Below are the records; reproduce all of them exactly but without any images.

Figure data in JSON
++++
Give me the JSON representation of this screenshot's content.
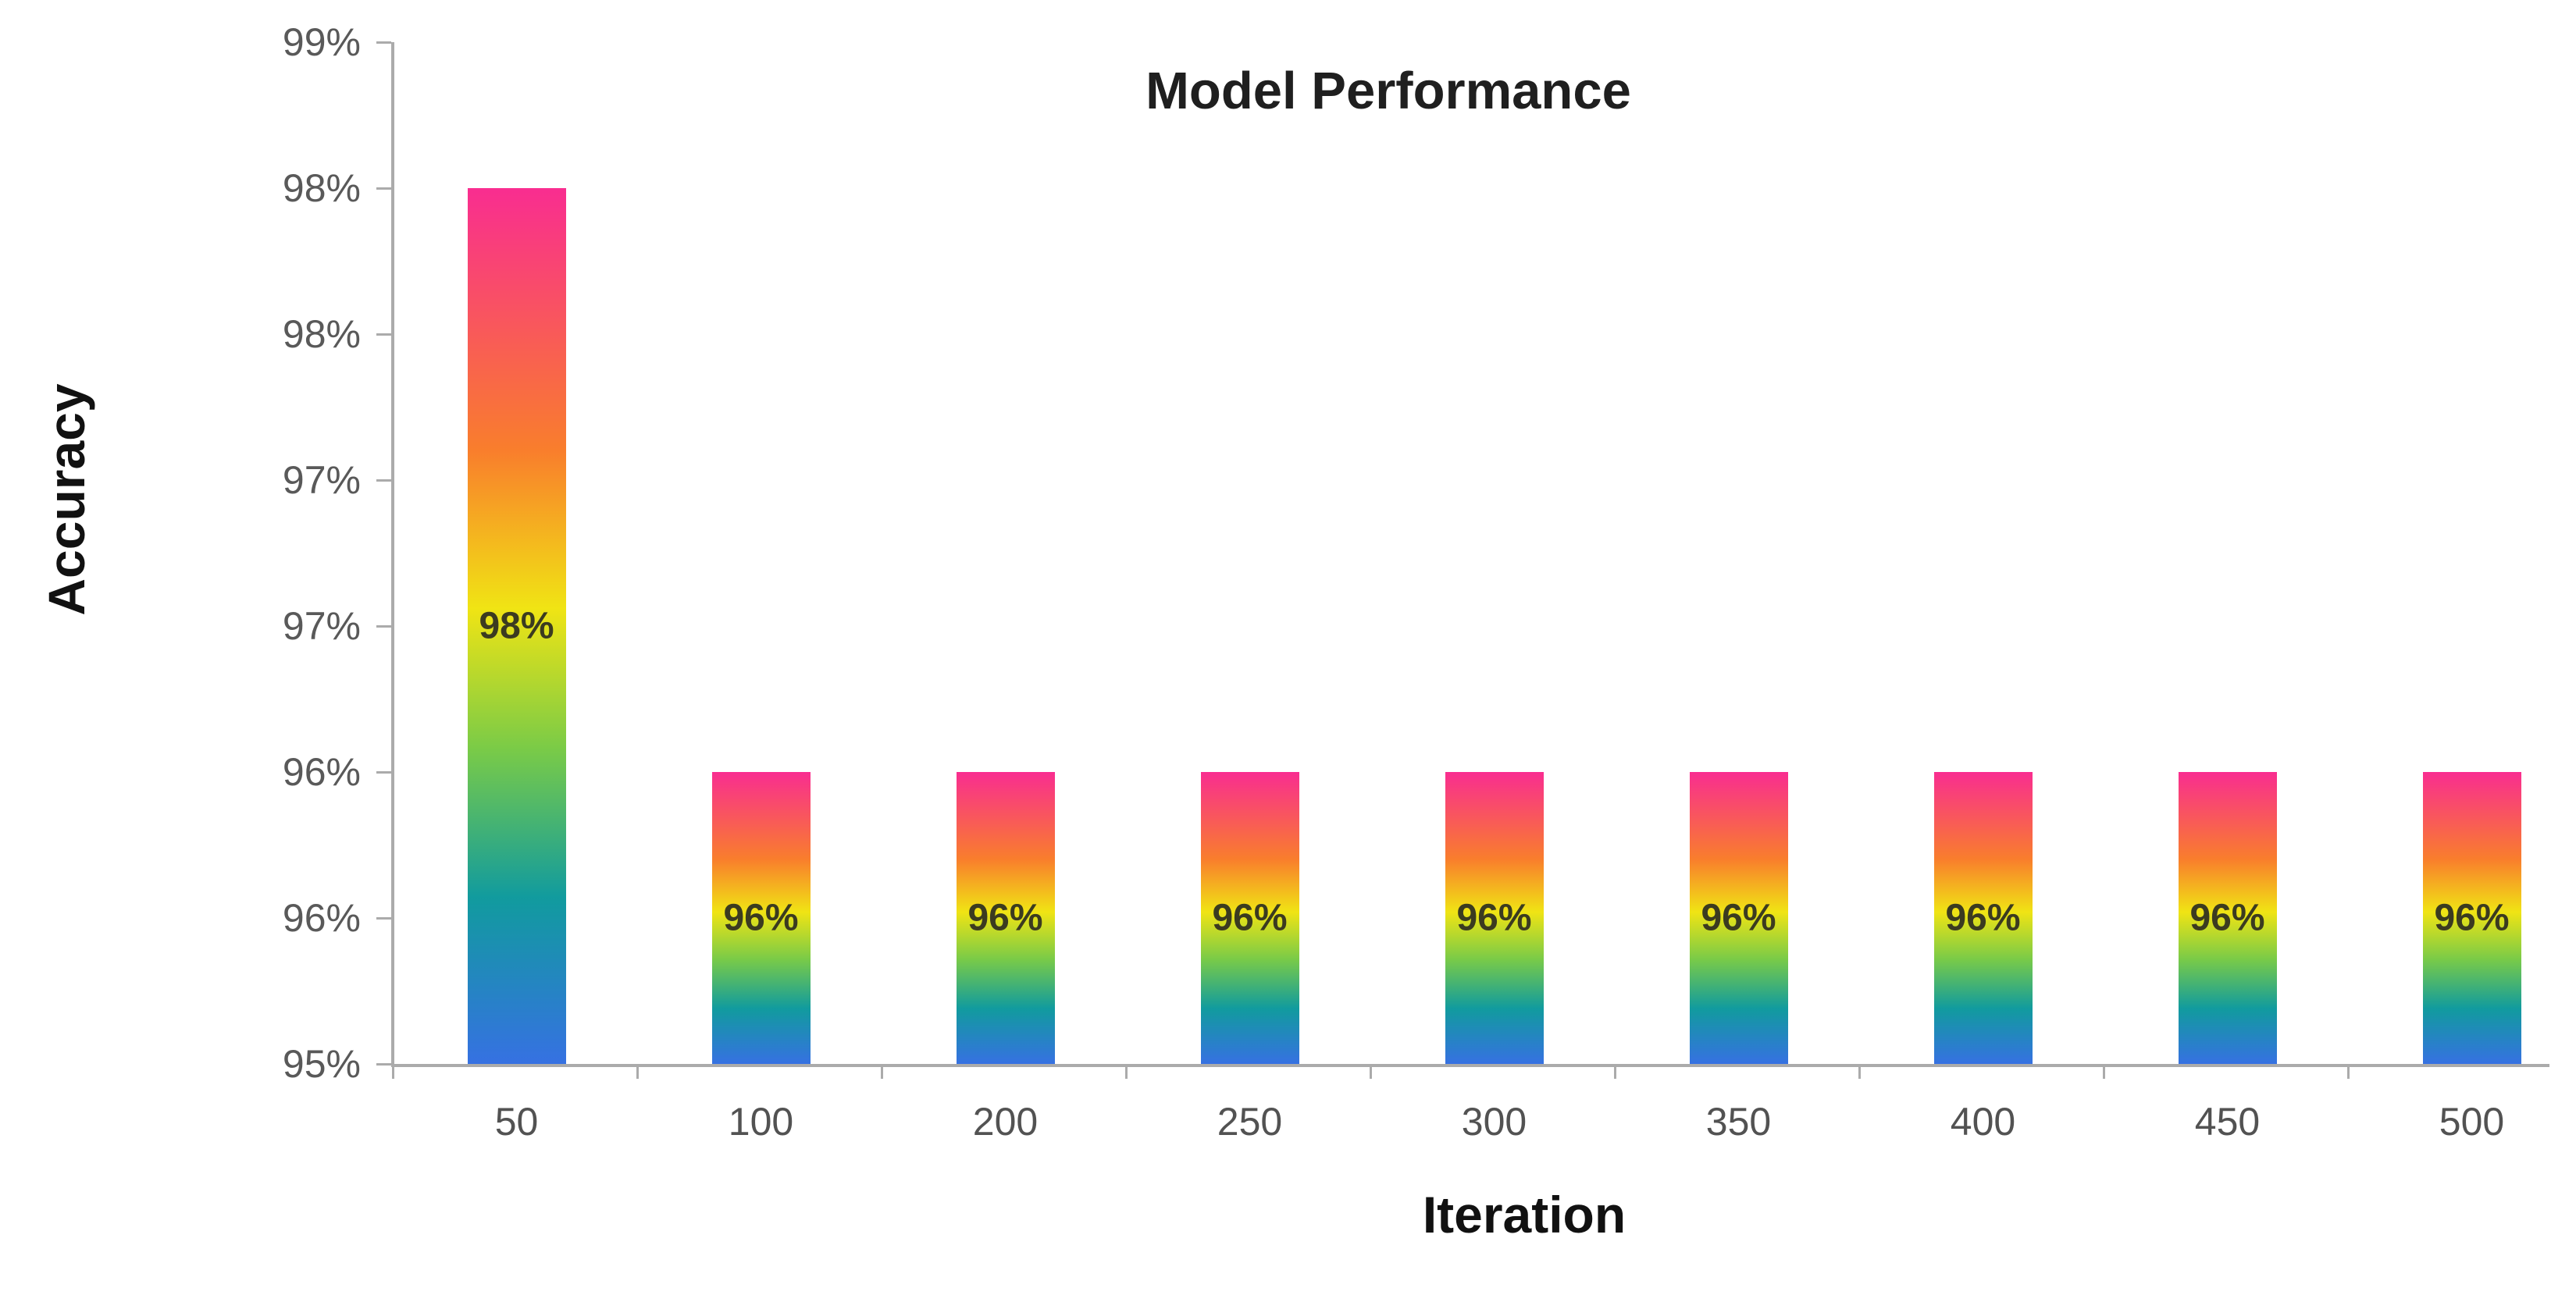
{
  "chart_data": {
    "type": "bar",
    "title": "Model Performance",
    "xlabel": "Iteration",
    "ylabel": "Accuracy",
    "categories": [
      "50",
      "100",
      "200",
      "250",
      "300",
      "350",
      "400",
      "450",
      "500"
    ],
    "series": [
      {
        "name": "Accuracy",
        "values": [
          98,
          96,
          96,
          96,
          96,
          96,
          96,
          96,
          96
        ],
        "data_labels": [
          "98%",
          "96%",
          "96%",
          "96%",
          "96%",
          "96%",
          "96%",
          "96%",
          "96%"
        ]
      }
    ],
    "y_axis": {
      "min": 95,
      "max": 98.5,
      "step": 0.5,
      "unit": "%",
      "tick_labels_top_to_bottom": [
        "99%",
        "98%",
        "98%",
        "97%",
        "97%",
        "96%",
        "96%",
        "95%"
      ]
    },
    "grid": false,
    "legend": false,
    "data_label_position": "center-of-bar",
    "bar_gradient_top_to_bottom": [
      {
        "stop": 0.0,
        "color": "#F92D90"
      },
      {
        "stop": 0.3,
        "color": "#F97E2C"
      },
      {
        "stop": 0.48,
        "color": "#F0E414"
      },
      {
        "stop": 0.64,
        "color": "#7ACB47"
      },
      {
        "stop": 0.81,
        "color": "#119B9E"
      },
      {
        "stop": 1.0,
        "color": "#3671E2"
      }
    ],
    "colors": {
      "background": "#FFFFFF",
      "axis": "#ABABAB",
      "y_tick_label": "#595959",
      "x_tick_label": "#525252",
      "data_label": "#3B3B20",
      "title": "#1F1F1F",
      "axis_title": "#111111"
    }
  }
}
++++
## Result for this exercise:
Give me the JSON representation of this screenshot's content.
{
  "chart_data": {
    "type": "bar",
    "title": "Model Performance",
    "xlabel": "Iteration",
    "ylabel": "Accuracy",
    "categories": [
      "50",
      "100",
      "200",
      "250",
      "300",
      "350",
      "400",
      "450",
      "500"
    ],
    "series": [
      {
        "name": "Accuracy",
        "values": [
          98,
          96,
          96,
          96,
          96,
          96,
          96,
          96,
          96
        ],
        "data_labels": [
          "98%",
          "96%",
          "96%",
          "96%",
          "96%",
          "96%",
          "96%",
          "96%",
          "96%"
        ]
      }
    ],
    "y_axis": {
      "min": 95,
      "max": 98.5,
      "step": 0.5,
      "unit": "%",
      "tick_labels_top_to_bottom": [
        "99%",
        "98%",
        "98%",
        "97%",
        "97%",
        "96%",
        "96%",
        "95%"
      ]
    },
    "grid": false,
    "legend": false,
    "data_label_position": "center-of-bar",
    "bar_gradient_top_to_bottom": [
      {
        "stop": 0.0,
        "color": "#F92D90"
      },
      {
        "stop": 0.3,
        "color": "#F97E2C"
      },
      {
        "stop": 0.48,
        "color": "#F0E414"
      },
      {
        "stop": 0.64,
        "color": "#7ACB47"
      },
      {
        "stop": 0.81,
        "color": "#119B9E"
      },
      {
        "stop": 1.0,
        "color": "#3671E2"
      }
    ],
    "colors": {
      "background": "#FFFFFF",
      "axis": "#ABABAB",
      "y_tick_label": "#595959",
      "x_tick_label": "#525252",
      "data_label": "#3B3B20",
      "title": "#1F1F1F",
      "axis_title": "#111111"
    }
  }
}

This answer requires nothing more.